* **Records from a collection**:
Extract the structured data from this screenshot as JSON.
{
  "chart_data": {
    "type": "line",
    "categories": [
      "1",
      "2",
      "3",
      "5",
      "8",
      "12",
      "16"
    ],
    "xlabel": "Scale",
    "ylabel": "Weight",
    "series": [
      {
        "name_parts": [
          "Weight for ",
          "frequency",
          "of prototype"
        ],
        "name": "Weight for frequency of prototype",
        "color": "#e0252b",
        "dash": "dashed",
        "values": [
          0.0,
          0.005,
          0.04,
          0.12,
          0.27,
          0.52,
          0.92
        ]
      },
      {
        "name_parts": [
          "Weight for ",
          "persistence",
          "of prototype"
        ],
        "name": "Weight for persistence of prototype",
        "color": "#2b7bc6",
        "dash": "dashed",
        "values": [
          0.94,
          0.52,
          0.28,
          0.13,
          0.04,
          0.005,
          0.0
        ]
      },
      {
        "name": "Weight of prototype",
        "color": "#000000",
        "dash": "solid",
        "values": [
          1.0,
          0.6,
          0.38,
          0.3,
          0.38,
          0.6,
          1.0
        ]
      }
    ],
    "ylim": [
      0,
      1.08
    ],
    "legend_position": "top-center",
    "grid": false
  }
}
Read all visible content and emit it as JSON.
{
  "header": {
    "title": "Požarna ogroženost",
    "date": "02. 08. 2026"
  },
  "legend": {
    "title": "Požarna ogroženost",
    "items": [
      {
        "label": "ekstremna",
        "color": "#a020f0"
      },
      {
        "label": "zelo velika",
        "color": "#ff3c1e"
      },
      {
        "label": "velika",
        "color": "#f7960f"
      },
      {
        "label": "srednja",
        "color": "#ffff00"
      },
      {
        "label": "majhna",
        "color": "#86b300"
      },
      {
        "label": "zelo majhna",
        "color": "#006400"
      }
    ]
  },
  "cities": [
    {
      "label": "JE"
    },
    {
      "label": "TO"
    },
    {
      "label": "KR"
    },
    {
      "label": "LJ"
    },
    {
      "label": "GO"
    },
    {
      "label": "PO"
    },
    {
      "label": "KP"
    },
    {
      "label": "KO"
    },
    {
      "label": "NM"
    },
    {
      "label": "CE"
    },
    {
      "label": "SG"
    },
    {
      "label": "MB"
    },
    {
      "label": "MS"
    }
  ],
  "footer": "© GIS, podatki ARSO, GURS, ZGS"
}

* **SHORT TASK**: The data above must be returned in full, exactly as written.

* **RESULT OF THIS EXERCISE**:
Extract the structured data from this screenshot as JSON.
{
  "chart_data": {
    "type": "line",
    "categories": [
      "1",
      "2",
      "3",
      "5",
      "8",
      "12",
      "16"
    ],
    "xlabel": "Scale",
    "ylabel": "Weight",
    "series": [
      {
        "name_parts": [
          "Weight for ",
          "frequency",
          "of prototype"
        ],
        "name": "Weight for frequency of prototype",
        "color": "#e0252b",
        "dash": "dashed",
        "values": [
          0.0,
          0.005,
          0.04,
          0.12,
          0.27,
          0.52,
          0.92
        ]
      },
      {
        "name_parts": [
          "Weight for ",
          "persistence",
          "of prototype"
        ],
        "name": "Weight for persistence of prototype",
        "color": "#2b7bc6",
        "dash": "dashed",
        "values": [
          0.94,
          0.52,
          0.28,
          0.13,
          0.04,
          0.005,
          0.0
        ]
      },
      {
        "name": "Weight of prototype",
        "color": "#000000",
        "dash": "solid",
        "values": [
          1.0,
          0.6,
          0.38,
          0.3,
          0.38,
          0.6,
          1.0
        ]
      }
    ],
    "ylim": [
      0,
      1.08
    ],
    "legend_position": "top-center",
    "grid": false
  }
}
Read all visible content and emit it as JSON.
{
  "header": {
    "title": "Požarna ogroženost",
    "date": "02. 08. 2026"
  },
  "legend": {
    "title": "Požarna ogroženost",
    "items": [
      {
        "label": "ekstremna",
        "color": "#a020f0"
      },
      {
        "label": "zelo velika",
        "color": "#ff3c1e"
      },
      {
        "label": "velika",
        "color": "#f7960f"
      },
      {
        "label": "srednja",
        "color": "#ffff00"
      },
      {
        "label": "majhna",
        "color": "#86b300"
      },
      {
        "label": "zelo majhna",
        "color": "#006400"
      }
    ]
  },
  "cities": [
    {
      "label": "JE"
    },
    {
      "label": "TO"
    },
    {
      "label": "KR"
    },
    {
      "label": "LJ"
    },
    {
      "label": "GO"
    },
    {
      "label": "PO"
    },
    {
      "label": "KP"
    },
    {
      "label": "KO"
    },
    {
      "label": "NM"
    },
    {
      "label": "CE"
    },
    {
      "label": "SG"
    },
    {
      "label": "MB"
    },
    {
      "label": "MS"
    }
  ],
  "footer": "© GIS, podatki ARSO, GURS, ZGS"
}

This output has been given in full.